## Required work:
Every line below that contains "data" is to be copied.

## Records to process:
** START **
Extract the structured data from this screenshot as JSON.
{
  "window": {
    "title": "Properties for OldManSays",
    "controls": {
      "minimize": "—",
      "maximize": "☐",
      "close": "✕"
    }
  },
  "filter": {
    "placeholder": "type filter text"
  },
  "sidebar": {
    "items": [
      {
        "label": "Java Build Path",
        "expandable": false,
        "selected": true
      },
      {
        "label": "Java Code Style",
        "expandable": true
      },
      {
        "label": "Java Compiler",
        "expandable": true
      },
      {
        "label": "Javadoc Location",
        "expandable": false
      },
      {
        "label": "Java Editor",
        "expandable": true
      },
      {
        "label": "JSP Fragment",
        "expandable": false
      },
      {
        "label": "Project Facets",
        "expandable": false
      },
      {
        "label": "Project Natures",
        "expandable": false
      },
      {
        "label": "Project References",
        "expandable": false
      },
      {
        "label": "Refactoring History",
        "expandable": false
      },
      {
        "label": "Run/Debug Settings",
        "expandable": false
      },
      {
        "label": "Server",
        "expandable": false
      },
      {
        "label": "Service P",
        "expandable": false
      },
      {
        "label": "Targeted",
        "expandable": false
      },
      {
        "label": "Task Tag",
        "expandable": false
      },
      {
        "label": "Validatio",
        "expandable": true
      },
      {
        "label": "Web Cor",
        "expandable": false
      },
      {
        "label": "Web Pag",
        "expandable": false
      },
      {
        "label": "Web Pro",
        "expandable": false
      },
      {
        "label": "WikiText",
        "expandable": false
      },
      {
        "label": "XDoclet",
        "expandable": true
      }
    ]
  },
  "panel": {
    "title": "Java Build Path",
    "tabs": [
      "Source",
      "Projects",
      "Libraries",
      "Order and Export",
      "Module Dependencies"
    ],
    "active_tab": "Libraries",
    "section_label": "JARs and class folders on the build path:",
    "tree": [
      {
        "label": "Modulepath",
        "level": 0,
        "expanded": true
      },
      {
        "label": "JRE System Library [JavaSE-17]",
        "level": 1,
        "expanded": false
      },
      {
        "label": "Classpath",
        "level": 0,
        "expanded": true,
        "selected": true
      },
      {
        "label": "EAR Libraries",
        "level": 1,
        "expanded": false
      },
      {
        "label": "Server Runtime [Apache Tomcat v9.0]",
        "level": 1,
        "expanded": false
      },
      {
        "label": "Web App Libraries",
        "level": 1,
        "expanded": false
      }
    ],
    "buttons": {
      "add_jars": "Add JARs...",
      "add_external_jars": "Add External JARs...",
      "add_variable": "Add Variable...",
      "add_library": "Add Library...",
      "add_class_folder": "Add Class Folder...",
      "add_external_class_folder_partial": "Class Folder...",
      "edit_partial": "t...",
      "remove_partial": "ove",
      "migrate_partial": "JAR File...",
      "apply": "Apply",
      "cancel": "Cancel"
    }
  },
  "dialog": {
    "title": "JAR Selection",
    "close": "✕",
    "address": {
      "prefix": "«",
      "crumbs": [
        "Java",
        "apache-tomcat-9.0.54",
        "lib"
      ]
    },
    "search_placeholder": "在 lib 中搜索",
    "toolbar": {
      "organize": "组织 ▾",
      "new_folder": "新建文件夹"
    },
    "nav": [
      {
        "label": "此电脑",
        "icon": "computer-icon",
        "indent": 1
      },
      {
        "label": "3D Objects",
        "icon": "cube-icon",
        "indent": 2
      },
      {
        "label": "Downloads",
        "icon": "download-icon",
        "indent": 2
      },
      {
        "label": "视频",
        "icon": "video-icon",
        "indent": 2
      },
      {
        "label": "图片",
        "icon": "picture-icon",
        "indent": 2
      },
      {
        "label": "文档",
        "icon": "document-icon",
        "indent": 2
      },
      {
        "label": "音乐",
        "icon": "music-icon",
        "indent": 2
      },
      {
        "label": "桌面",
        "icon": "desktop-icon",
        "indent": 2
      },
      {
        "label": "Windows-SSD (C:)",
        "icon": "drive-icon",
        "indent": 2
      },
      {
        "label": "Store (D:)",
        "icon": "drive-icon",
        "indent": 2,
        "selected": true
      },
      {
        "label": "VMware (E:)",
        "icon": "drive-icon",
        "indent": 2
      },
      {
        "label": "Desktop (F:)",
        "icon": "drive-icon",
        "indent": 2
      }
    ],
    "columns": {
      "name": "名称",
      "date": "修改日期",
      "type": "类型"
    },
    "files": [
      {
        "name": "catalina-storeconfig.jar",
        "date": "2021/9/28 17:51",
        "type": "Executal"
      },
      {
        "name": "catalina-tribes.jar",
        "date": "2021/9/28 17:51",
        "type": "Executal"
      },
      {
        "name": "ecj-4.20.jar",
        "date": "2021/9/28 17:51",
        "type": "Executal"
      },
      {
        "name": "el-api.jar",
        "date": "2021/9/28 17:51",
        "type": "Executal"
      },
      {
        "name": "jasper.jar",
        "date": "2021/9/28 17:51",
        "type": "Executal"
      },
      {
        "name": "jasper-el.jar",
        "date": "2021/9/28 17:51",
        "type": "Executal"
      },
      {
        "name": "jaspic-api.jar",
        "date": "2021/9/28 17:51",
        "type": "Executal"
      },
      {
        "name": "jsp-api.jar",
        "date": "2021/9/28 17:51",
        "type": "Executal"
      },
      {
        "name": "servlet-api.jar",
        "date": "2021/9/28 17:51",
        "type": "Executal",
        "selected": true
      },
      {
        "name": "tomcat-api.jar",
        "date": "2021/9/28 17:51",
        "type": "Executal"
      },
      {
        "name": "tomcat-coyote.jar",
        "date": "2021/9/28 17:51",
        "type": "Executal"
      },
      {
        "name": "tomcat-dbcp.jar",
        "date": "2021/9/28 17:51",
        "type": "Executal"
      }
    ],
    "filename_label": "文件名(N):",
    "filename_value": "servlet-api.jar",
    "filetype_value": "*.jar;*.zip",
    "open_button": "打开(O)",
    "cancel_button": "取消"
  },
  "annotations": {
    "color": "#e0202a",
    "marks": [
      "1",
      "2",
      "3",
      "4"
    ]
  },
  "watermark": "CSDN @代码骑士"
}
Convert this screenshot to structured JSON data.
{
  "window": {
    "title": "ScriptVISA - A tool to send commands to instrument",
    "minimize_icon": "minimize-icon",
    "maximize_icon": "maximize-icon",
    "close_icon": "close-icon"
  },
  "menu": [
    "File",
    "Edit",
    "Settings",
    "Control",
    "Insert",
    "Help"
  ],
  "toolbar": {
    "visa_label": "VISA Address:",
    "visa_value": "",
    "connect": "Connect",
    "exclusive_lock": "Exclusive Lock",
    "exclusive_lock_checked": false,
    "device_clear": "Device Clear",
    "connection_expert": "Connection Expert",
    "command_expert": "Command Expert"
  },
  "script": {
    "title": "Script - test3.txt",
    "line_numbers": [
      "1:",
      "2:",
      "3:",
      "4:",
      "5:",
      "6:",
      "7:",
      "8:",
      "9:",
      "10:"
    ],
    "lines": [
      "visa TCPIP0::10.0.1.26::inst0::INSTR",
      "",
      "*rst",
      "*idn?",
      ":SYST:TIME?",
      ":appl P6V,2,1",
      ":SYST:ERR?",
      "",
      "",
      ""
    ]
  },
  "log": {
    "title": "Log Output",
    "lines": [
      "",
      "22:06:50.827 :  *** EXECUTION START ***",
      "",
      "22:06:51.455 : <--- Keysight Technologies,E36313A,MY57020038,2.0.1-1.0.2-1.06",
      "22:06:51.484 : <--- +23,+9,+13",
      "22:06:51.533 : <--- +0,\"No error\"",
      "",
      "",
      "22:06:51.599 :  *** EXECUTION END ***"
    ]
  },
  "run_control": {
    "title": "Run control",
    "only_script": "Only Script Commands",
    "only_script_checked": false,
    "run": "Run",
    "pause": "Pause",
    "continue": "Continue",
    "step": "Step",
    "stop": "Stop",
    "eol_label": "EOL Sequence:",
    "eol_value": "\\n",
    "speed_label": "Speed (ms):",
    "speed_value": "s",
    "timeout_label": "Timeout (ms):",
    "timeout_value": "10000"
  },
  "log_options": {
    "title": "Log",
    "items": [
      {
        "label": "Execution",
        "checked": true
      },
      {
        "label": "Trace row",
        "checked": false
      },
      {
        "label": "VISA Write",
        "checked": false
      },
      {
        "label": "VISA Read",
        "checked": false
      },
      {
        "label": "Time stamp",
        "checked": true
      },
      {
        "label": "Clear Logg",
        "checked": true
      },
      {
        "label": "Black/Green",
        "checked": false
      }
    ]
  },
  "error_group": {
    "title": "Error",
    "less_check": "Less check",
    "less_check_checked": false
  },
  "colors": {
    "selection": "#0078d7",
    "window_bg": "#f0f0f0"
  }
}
** END **
## Full response:
Extract the structured data from this screenshot as JSON.
Convert this screenshot to structured JSON data.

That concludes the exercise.